Quote each of the entries below word for word, omitting the pictures.

===== Input =====

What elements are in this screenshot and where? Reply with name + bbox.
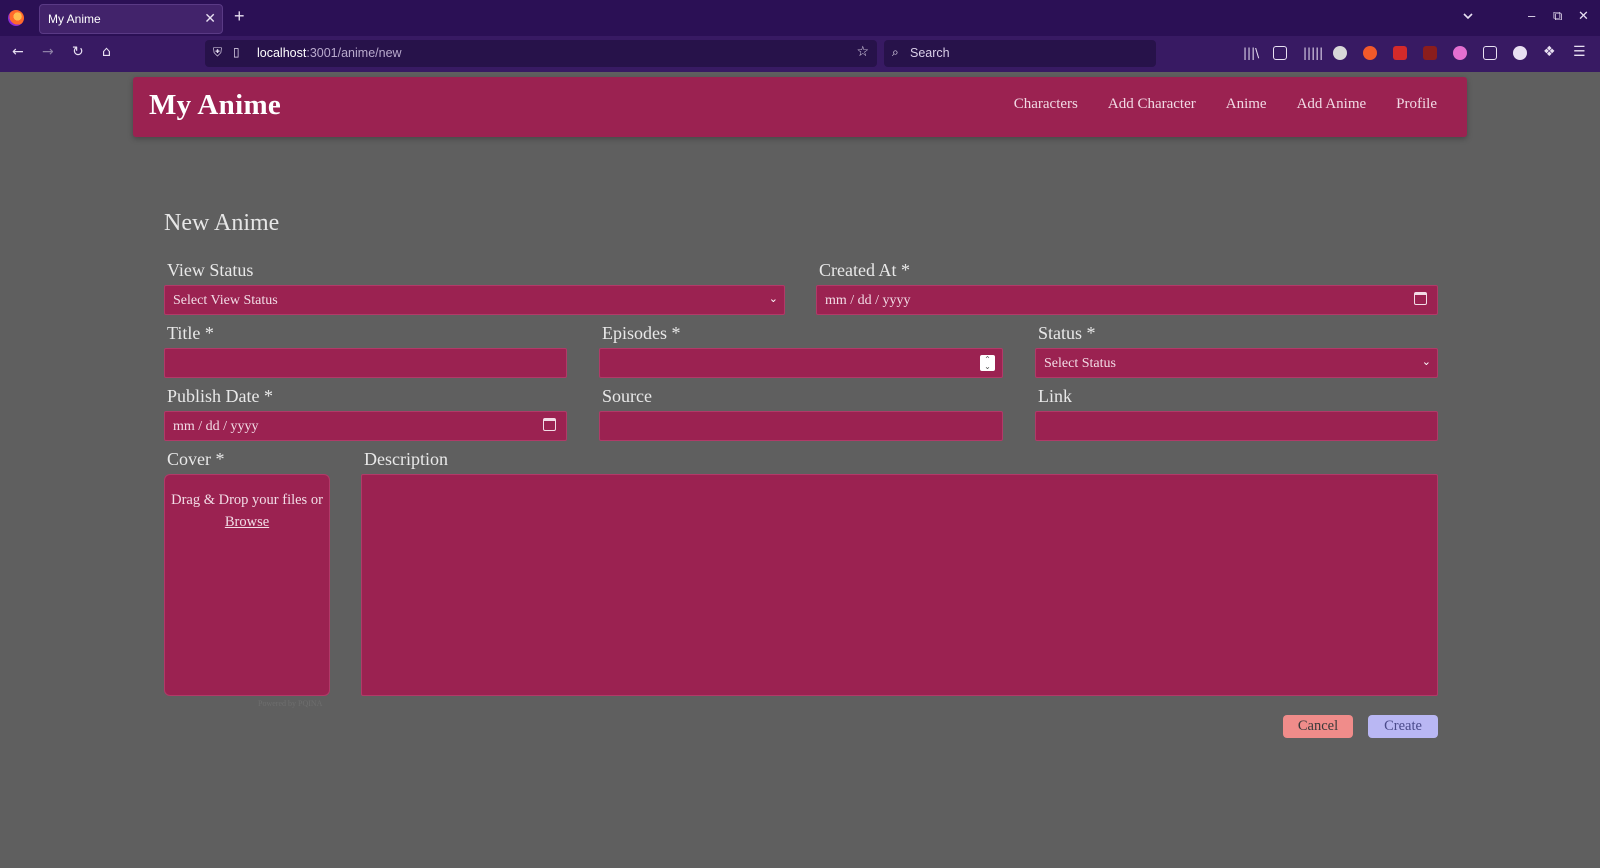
powered-by-text: Powered by PQINA xyxy=(258,699,323,708)
ublock-icon[interactable] xyxy=(1423,46,1437,60)
episodes-number-input[interactable]: ⌃ ⌄ xyxy=(599,348,1003,378)
title-label: Title * xyxy=(167,323,214,343)
extension-box-icon[interactable] xyxy=(1483,46,1497,60)
view-status-label: View Status xyxy=(167,260,254,280)
browser-tab[interactable]: My Anime ✕ xyxy=(39,4,223,34)
search-placeholder: Search xyxy=(910,46,950,60)
calendar-icon[interactable] xyxy=(1414,292,1427,305)
cover-dropzone[interactable]: Drag & Drop your files or Browse xyxy=(164,474,330,696)
new-tab-icon[interactable]: + xyxy=(234,6,245,26)
forward-icon[interactable]: → xyxy=(42,44,54,60)
status-label: Status * xyxy=(1038,323,1096,343)
extension-pink-icon[interactable] xyxy=(1453,46,1467,60)
home-icon[interactable]: ⌂ xyxy=(102,44,111,60)
url-host: localhost xyxy=(257,46,307,60)
url-path: :3001/anime/new xyxy=(306,46,402,60)
tab-title: My Anime xyxy=(48,12,101,26)
extension-ghost-icon[interactable] xyxy=(1333,46,1347,60)
view-status-placeholder: Select View Status xyxy=(173,293,278,308)
view-status-select[interactable]: Select View Status ⌄ xyxy=(164,285,785,315)
extension-fox-icon[interactable] xyxy=(1363,46,1377,60)
nav-profile[interactable]: Profile xyxy=(1396,96,1437,112)
link-input[interactable] xyxy=(1035,411,1438,441)
library-icon[interactable]: |||\ xyxy=(1243,46,1260,60)
minimize-icon[interactable]: – xyxy=(1528,8,1536,23)
dropzone-text: Drag & Drop your files or xyxy=(171,492,323,508)
cancel-button[interactable]: Cancel xyxy=(1283,715,1353,738)
restore-icon[interactable]: ⧉ xyxy=(1553,8,1563,23)
url-bar[interactable]: ⛨ ▯ localhost:3001/anime/new ☆ xyxy=(205,40,877,67)
status-placeholder: Select Status xyxy=(1044,356,1116,371)
browser-toolbar: ← → ↻ ⌂ ⛨ ▯ localhost:3001/anime/new ☆ ⌕… xyxy=(0,36,1600,72)
cover-label: Cover * xyxy=(167,449,225,469)
site-nav: Characters Add Character Anime Add Anime… xyxy=(1014,96,1437,113)
chevron-down-icon: ⌄ xyxy=(1421,355,1431,368)
page-icon: ▯ xyxy=(233,45,240,59)
menu-hamburger-icon[interactable]: ☰ xyxy=(1573,44,1586,60)
nav-anime[interactable]: Anime xyxy=(1225,96,1267,112)
publish-date-label: Publish Date * xyxy=(167,386,273,406)
extension-circle-icon[interactable] xyxy=(1513,46,1527,60)
page-title: New Anime xyxy=(164,210,280,236)
description-textarea[interactable] xyxy=(361,474,1438,696)
link-label: Link xyxy=(1038,386,1072,406)
back-icon[interactable]: ← xyxy=(12,44,24,60)
reload-icon[interactable]: ↻ xyxy=(72,44,84,60)
chevron-down-icon: ⌄ xyxy=(768,292,778,305)
window-close-icon[interactable]: ✕ xyxy=(1578,8,1589,23)
publish-date-placeholder: mm / dd / yyyy xyxy=(173,419,259,434)
description-label: Description xyxy=(364,449,448,469)
browse-link[interactable]: Browse xyxy=(224,514,270,530)
tab-close-icon[interactable]: ✕ xyxy=(204,10,216,26)
url-text[interactable]: localhost:3001/anime/new xyxy=(257,46,402,60)
sidebar-icon[interactable] xyxy=(1273,46,1287,60)
nav-characters[interactable]: Characters xyxy=(1013,96,1078,112)
tab-list-chevron-icon[interactable] xyxy=(1462,10,1474,22)
created-at-date-input[interactable]: mm / dd / yyyy xyxy=(816,285,1438,315)
number-spinner-icon[interactable]: ⌃ ⌄ xyxy=(980,355,995,371)
title-input[interactable] xyxy=(164,348,567,378)
source-label: Source xyxy=(602,386,652,406)
publish-date-input[interactable]: mm / dd / yyyy xyxy=(164,411,567,441)
nav-add-character[interactable]: Add Character xyxy=(1107,96,1196,112)
bookmark-star-icon[interactable]: ☆ xyxy=(856,44,869,60)
search-bar[interactable]: ⌕ Search xyxy=(884,40,1156,67)
site-title[interactable]: My Anime xyxy=(149,89,282,121)
created-at-label: Created At * xyxy=(819,260,910,280)
status-select[interactable]: Select Status ⌄ xyxy=(1035,348,1438,378)
firefox-logo-icon xyxy=(8,10,24,26)
shield-icon[interactable]: ⛨ xyxy=(213,45,223,59)
created-at-placeholder: mm / dd / yyyy xyxy=(825,293,911,308)
episodes-label: Episodes * xyxy=(602,323,681,343)
extension-red-icon[interactable] xyxy=(1393,46,1407,60)
extensions-puzzle-icon[interactable]: ❖ xyxy=(1543,44,1556,60)
search-icon: ⌕ xyxy=(892,45,899,59)
nav-add-anime[interactable]: Add Anime xyxy=(1296,96,1367,112)
source-input[interactable] xyxy=(599,411,1003,441)
bars-icon[interactable]: ||||| xyxy=(1303,46,1324,60)
site-header: My Anime Characters Add Character Anime … xyxy=(133,77,1467,137)
browser-tab-bar: My Anime ✕ + – ⧉ ✕ xyxy=(0,0,1600,36)
create-button[interactable]: Create xyxy=(1368,715,1438,738)
calendar-icon[interactable] xyxy=(543,418,556,431)
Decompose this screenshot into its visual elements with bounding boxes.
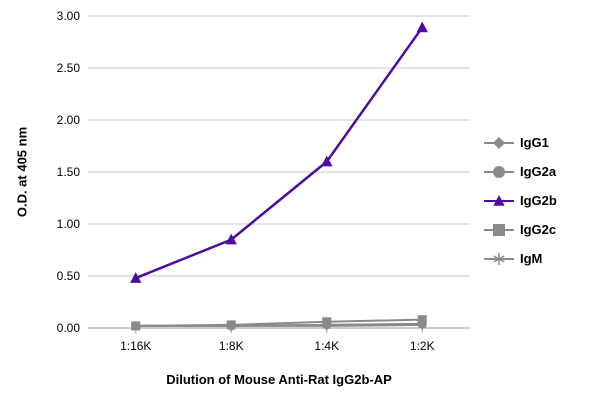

=====

• _Output_:
What elements are in this screenshot and where? Reply with name + bbox.
powered-by-text: Powered by PQINA xyxy=(258,699,323,708)
ublock-icon[interactable] xyxy=(1423,46,1437,60)
episodes-number-input[interactable]: ⌃ ⌄ xyxy=(599,348,1003,378)
title-label: Title * xyxy=(167,323,214,343)
extension-box-icon[interactable] xyxy=(1483,46,1497,60)
view-status-label: View Status xyxy=(167,260,254,280)
browser-tab[interactable]: My Anime ✕ xyxy=(39,4,223,34)
search-placeholder: Search xyxy=(910,46,950,60)
calendar-icon[interactable] xyxy=(1414,292,1427,305)
cover-dropzone[interactable]: Drag & Drop your files or Browse xyxy=(164,474,330,696)
new-tab-icon[interactable]: + xyxy=(234,6,245,26)
forward-icon[interactable]: → xyxy=(42,44,54,60)
status-label: Status * xyxy=(1038,323,1096,343)
extension-pink-icon[interactable] xyxy=(1453,46,1467,60)
home-icon[interactable]: ⌂ xyxy=(102,44,111,60)
url-host: localhost xyxy=(257,46,307,60)
url-path: :3001/anime/new xyxy=(306,46,402,60)
tab-title: My Anime xyxy=(48,12,101,26)
extension-ghost-icon[interactable] xyxy=(1333,46,1347,60)
view-status-placeholder: Select View Status xyxy=(173,293,278,308)
view-status-select[interactable]: Select View Status ⌄ xyxy=(164,285,785,315)
extension-fox-icon[interactable] xyxy=(1363,46,1377,60)
nav-profile[interactable]: Profile xyxy=(1396,96,1437,112)
link-input[interactable] xyxy=(1035,411,1438,441)
library-icon[interactable]: |||\ xyxy=(1243,46,1260,60)
minimize-icon[interactable]: – xyxy=(1528,8,1536,23)
dropzone-text: Drag & Drop your files or xyxy=(171,492,323,508)
cancel-button[interactable]: Cancel xyxy=(1283,715,1353,738)
restore-icon[interactable]: ⧉ xyxy=(1553,8,1563,23)
url-bar[interactable]: ⛨ ▯ localhost:3001/anime/new ☆ xyxy=(205,40,877,67)
status-placeholder: Select Status xyxy=(1044,356,1116,371)
browser-toolbar: ← → ↻ ⌂ ⛨ ▯ localhost:3001/anime/new ☆ ⌕… xyxy=(0,36,1600,72)
cover-label: Cover * xyxy=(167,449,225,469)
site-nav: Characters Add Character Anime Add Anime… xyxy=(1014,96,1437,113)
chevron-down-icon: ⌄ xyxy=(1421,355,1431,368)
page-icon: ▯ xyxy=(233,45,240,59)
menu-hamburger-icon[interactable]: ☰ xyxy=(1573,44,1586,60)
nav-anime[interactable]: Anime xyxy=(1225,96,1267,112)
publish-date-label: Publish Date * xyxy=(167,386,273,406)
extension-circle-icon[interactable] xyxy=(1513,46,1527,60)
page-title: New Anime xyxy=(164,210,280,236)
description-textarea[interactable] xyxy=(361,474,1438,696)
link-label: Link xyxy=(1038,386,1072,406)
back-icon[interactable]: ← xyxy=(12,44,24,60)
reload-icon[interactable]: ↻ xyxy=(72,44,84,60)
chevron-down-icon: ⌄ xyxy=(768,292,778,305)
window-close-icon[interactable]: ✕ xyxy=(1578,8,1589,23)
publish-date-placeholder: mm / dd / yyyy xyxy=(173,419,259,434)
description-label: Description xyxy=(364,449,448,469)
browse-link[interactable]: Browse xyxy=(224,514,270,530)
tab-close-icon[interactable]: ✕ xyxy=(204,10,216,26)
url-text[interactable]: localhost:3001/anime/new xyxy=(257,46,402,60)
sidebar-icon[interactable] xyxy=(1273,46,1287,60)
nav-characters[interactable]: Characters xyxy=(1013,96,1078,112)
tab-list-chevron-icon[interactable] xyxy=(1462,10,1474,22)
created-at-date-input[interactable]: mm / dd / yyyy xyxy=(816,285,1438,315)
number-spinner-icon[interactable]: ⌃ ⌄ xyxy=(980,355,995,371)
title-input[interactable] xyxy=(164,348,567,378)
source-label: Source xyxy=(602,386,652,406)
publish-date-input[interactable]: mm / dd / yyyy xyxy=(164,411,567,441)
nav-add-character[interactable]: Add Character xyxy=(1107,96,1196,112)
bookmark-star-icon[interactable]: ☆ xyxy=(856,44,869,60)
search-bar[interactable]: ⌕ Search xyxy=(884,40,1156,67)
site-title[interactable]: My Anime xyxy=(149,89,282,121)
created-at-label: Created At * xyxy=(819,260,910,280)
status-select[interactable]: Select Status ⌄ xyxy=(1035,348,1438,378)
firefox-logo-icon xyxy=(8,10,24,26)
shield-icon[interactable]: ⛨ xyxy=(213,45,223,59)
created-at-placeholder: mm / dd / yyyy xyxy=(825,293,911,308)
episodes-label: Episodes * xyxy=(602,323,681,343)
extension-red-icon[interactable] xyxy=(1393,46,1407,60)
extensions-puzzle-icon[interactable]: ❖ xyxy=(1543,44,1556,60)
search-icon: ⌕ xyxy=(892,45,899,59)
nav-add-anime[interactable]: Add Anime xyxy=(1296,96,1367,112)
source-input[interactable] xyxy=(599,411,1003,441)
bars-icon[interactable]: ||||| xyxy=(1303,46,1324,60)
site-header: My Anime Characters Add Character Anime … xyxy=(133,77,1467,137)
browser-tab-bar: My Anime ✕ + – ⧉ ✕ xyxy=(0,0,1600,36)
create-button[interactable]: Create xyxy=(1368,715,1438,738)
calendar-icon[interactable] xyxy=(543,418,556,431)
Decompose this screenshot into its visual elements with bounding boxes.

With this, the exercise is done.